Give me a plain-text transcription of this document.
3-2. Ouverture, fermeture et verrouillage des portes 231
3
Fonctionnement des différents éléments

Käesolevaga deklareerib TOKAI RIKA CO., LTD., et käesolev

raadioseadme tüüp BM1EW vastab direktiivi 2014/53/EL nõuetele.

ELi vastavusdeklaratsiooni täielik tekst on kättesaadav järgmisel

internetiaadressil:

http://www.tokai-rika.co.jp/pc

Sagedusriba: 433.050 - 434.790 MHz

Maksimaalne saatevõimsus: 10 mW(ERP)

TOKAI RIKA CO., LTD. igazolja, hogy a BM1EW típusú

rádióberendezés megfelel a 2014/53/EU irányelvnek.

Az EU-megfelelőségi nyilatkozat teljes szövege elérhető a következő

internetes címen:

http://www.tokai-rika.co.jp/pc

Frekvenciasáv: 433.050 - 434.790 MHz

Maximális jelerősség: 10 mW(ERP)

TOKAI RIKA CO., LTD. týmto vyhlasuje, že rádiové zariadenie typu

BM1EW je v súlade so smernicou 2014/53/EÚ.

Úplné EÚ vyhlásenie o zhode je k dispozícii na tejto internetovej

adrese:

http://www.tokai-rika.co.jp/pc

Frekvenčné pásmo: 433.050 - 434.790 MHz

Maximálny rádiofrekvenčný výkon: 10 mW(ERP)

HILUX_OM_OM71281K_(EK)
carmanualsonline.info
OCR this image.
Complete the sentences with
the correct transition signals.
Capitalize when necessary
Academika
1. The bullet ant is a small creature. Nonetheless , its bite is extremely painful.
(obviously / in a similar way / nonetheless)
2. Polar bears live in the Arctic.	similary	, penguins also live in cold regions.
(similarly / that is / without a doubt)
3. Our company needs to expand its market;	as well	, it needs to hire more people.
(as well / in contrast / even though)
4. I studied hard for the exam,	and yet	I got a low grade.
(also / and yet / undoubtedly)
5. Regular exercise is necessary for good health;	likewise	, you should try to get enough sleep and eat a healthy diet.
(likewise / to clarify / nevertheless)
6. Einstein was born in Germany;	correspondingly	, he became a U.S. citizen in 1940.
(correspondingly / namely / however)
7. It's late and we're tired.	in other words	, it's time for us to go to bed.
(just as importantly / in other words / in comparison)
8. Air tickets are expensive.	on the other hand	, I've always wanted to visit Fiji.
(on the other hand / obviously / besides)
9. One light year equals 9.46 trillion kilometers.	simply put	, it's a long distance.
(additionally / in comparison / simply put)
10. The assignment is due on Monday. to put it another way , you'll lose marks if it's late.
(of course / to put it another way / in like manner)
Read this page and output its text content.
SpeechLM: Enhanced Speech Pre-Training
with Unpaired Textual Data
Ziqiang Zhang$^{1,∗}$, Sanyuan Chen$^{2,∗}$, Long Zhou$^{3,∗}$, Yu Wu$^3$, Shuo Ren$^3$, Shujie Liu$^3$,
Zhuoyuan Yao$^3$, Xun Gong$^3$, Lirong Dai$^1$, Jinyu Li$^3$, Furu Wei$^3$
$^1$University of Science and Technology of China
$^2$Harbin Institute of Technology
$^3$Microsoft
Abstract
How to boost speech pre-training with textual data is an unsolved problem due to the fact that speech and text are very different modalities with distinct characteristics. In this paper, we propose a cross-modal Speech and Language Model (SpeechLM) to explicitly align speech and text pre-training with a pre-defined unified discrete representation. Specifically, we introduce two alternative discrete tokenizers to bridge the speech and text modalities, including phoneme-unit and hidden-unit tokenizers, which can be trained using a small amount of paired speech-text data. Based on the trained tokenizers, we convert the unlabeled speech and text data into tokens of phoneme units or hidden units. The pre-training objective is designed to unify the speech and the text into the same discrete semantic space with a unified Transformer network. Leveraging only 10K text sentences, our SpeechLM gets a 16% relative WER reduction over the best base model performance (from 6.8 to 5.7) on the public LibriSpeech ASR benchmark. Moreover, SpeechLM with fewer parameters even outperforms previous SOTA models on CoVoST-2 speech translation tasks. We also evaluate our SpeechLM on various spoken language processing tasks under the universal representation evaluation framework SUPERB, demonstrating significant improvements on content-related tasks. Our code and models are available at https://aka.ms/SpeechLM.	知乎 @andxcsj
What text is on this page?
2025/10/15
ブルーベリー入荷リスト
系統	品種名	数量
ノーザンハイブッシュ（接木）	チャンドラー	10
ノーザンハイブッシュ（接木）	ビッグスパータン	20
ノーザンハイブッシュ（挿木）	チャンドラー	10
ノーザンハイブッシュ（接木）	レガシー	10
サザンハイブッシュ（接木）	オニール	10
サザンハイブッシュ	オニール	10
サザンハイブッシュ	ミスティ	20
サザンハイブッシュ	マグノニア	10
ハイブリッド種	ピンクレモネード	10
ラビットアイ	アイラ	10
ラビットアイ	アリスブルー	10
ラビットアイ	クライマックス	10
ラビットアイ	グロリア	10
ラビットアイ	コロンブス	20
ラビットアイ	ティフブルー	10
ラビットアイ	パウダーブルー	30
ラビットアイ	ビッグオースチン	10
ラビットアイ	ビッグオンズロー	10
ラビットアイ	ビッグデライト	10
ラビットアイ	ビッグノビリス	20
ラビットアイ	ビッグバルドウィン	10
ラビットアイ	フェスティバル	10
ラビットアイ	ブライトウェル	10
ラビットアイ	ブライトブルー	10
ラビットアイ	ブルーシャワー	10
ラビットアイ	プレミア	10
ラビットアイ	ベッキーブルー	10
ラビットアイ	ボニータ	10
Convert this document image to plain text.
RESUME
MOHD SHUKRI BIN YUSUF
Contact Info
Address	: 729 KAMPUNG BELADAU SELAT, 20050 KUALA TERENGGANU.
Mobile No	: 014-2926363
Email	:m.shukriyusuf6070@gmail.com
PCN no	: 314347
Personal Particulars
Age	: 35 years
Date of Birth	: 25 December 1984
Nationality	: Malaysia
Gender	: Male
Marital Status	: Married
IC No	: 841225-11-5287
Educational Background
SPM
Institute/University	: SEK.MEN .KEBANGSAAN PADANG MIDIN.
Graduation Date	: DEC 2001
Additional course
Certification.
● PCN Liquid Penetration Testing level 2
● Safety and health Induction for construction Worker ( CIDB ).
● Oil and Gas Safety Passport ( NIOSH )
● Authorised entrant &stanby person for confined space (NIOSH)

○ ○ ○ ○ ○ ○ ○

Retype the records that precede this task, keeping them exactly the same.

Give me a plain-text transcription of this document.
3-2. Ouverture, fermeture et verrouillage des portes 231
3
Fonctionnement des différents éléments

Käesolevaga deklareerib TOKAI RIKA CO., LTD., et käesolev

raadioseadme tüüp BM1EW vastab direktiivi 2014/53/EL nõuetele.

ELi vastavusdeklaratsiooni täielik tekst on kättesaadav järgmisel

internetiaadressil:

http://www.tokai-rika.co.jp/pc

Sagedusriba: 433.050 - 434.790 MHz

Maksimaalne saatevõimsus: 10 mW(ERP)

TOKAI RIKA CO., LTD. igazolja, hogy a BM1EW típusú

rádióberendezés megfelel a 2014/53/EU irányelvnek.

Az EU-megfelelőségi nyilatkozat teljes szövege elérhető a következő

internetes címen:

http://www.tokai-rika.co.jp/pc

Frekvenciasáv: 433.050 - 434.790 MHz

Maximális jelerősség: 10 mW(ERP)

TOKAI RIKA CO., LTD. týmto vyhlasuje, že rádiové zariadenie typu

BM1EW je v súlade so smernicou 2014/53/EÚ.

Úplné EÚ vyhlásenie o zhode je k dispozícii na tejto internetovej

adrese:

http://www.tokai-rika.co.jp/pc

Frekvenčné pásmo: 433.050 - 434.790 MHz

Maximálny rádiofrekvenčný výkon: 10 mW(ERP)

HILUX_OM_OM71281K_(EK)
carmanualsonline.info
OCR this image.
Complete the sentences with
the correct transition signals.
Capitalize when necessary
Academika
1. The bullet ant is a small creature. Nonetheless , its bite is extremely painful.
(obviously / in a similar way / nonetheless)
2. Polar bears live in the Arctic.	similary	, penguins also live in cold regions.
(similarly / that is / without a doubt)
3. Our company needs to expand its market;	as well	, it needs to hire more people.
(as well / in contrast / even though)
4. I studied hard for the exam,	and yet	I got a low grade.
(also / and yet / undoubtedly)
5. Regular exercise is necessary for good health;	likewise	, you should try to get enough sleep and eat a healthy diet.
(likewise / to clarify / nevertheless)
6. Einstein was born in Germany;	correspondingly	, he became a U.S. citizen in 1940.
(correspondingly / namely / however)
7. It's late and we're tired.	in other words	, it's time for us to go to bed.
(just as importantly / in other words / in comparison)
8. Air tickets are expensive.	on the other hand	, I've always wanted to visit Fiji.
(on the other hand / obviously / besides)
9. One light year equals 9.46 trillion kilometers.	simply put	, it's a long distance.
(additionally / in comparison / simply put)
10. The assignment is due on Monday. to put it another way , you'll lose marks if it's late.
(of course / to put it another way / in like manner)
Read this page and output its text content.
SpeechLM: Enhanced Speech Pre-Training
with Unpaired Textual Data
Ziqiang Zhang$^{1,∗}$, Sanyuan Chen$^{2,∗}$, Long Zhou$^{3,∗}$, Yu Wu$^3$, Shuo Ren$^3$, Shujie Liu$^3$,
Zhuoyuan Yao$^3$, Xun Gong$^3$, Lirong Dai$^1$, Jinyu Li$^3$, Furu Wei$^3$
$^1$University of Science and Technology of China
$^2$Harbin Institute of Technology
$^3$Microsoft
Abstract
How to boost speech pre-training with textual data is an unsolved problem due to the fact that speech and text are very different modalities with distinct characteristics. In this paper, we propose a cross-modal Speech and Language Model (SpeechLM) to explicitly align speech and text pre-training with a pre-defined unified discrete representation. Specifically, we introduce two alternative discrete tokenizers to bridge the speech and text modalities, including phoneme-unit and hidden-unit tokenizers, which can be trained using a small amount of paired speech-text data. Based on the trained tokenizers, we convert the unlabeled speech and text data into tokens of phoneme units or hidden units. The pre-training objective is designed to unify the speech and the text into the same discrete semantic space with a unified Transformer network. Leveraging only 10K text sentences, our SpeechLM gets a 16% relative WER reduction over the best base model performance (from 6.8 to 5.7) on the public LibriSpeech ASR benchmark. Moreover, SpeechLM with fewer parameters even outperforms previous SOTA models on CoVoST-2 speech translation tasks. We also evaluate our SpeechLM on various spoken language processing tasks under the universal representation evaluation framework SUPERB, demonstrating significant improvements on content-related tasks. Our code and models are available at https://aka.ms/SpeechLM.	知乎 @andxcsj
What text is on this page?
2025/10/15
ブルーベリー入荷リスト
系統	品種名	数量
ノーザンハイブッシュ（接木）	チャンドラー	10
ノーザンハイブッシュ（接木）	ビッグスパータン	20
ノーザンハイブッシュ（挿木）	チャンドラー	10
ノーザンハイブッシュ（接木）	レガシー	10
サザンハイブッシュ（接木）	オニール	10
サザンハイブッシュ	オニール	10
サザンハイブッシュ	ミスティ	20
サザンハイブッシュ	マグノニア	10
ハイブリッド種	ピンクレモネード	10
ラビットアイ	アイラ	10
ラビットアイ	アリスブルー	10
ラビットアイ	クライマックス	10
ラビットアイ	グロリア	10
ラビットアイ	コロンブス	20
ラビットアイ	ティフブルー	10
ラビットアイ	パウダーブルー	30
ラビットアイ	ビッグオースチン	10
ラビットアイ	ビッグオンズロー	10
ラビットアイ	ビッグデライト	10
ラビットアイ	ビッグノビリス	20
ラビットアイ	ビッグバルドウィン	10
ラビットアイ	フェスティバル	10
ラビットアイ	ブライトウェル	10
ラビットアイ	ブライトブルー	10
ラビットアイ	ブルーシャワー	10
ラビットアイ	プレミア	10
ラビットアイ	ベッキーブルー	10
ラビットアイ	ボニータ	10
Convert this document image to plain text.
RESUME
MOHD SHUKRI BIN YUSUF
Contact Info
Address	: 729 KAMPUNG BELADAU SELAT, 20050 KUALA TERENGGANU.
Mobile No	: 014-2926363
Email	:m.shukriyusuf6070@gmail.com
PCN no	: 314347
Personal Particulars
Age	: 35 years
Date of Birth	: 25 December 1984
Nationality	: Malaysia
Gender	: Male
Marital Status	: Married
IC No	: 841225-11-5287
Educational Background
SPM
Institute/University	: SEK.MEN .KEBANGSAAN PADANG MIDIN.
Graduation Date	: DEC 2001
Additional course
Certification.
● PCN Liquid Penetration Testing level 2
● Safety and health Induction for construction Worker ( CIDB ).
● Oil and Gas Safety Passport ( NIOSH )
● Authorised entrant &stanby person for confined space (NIOSH)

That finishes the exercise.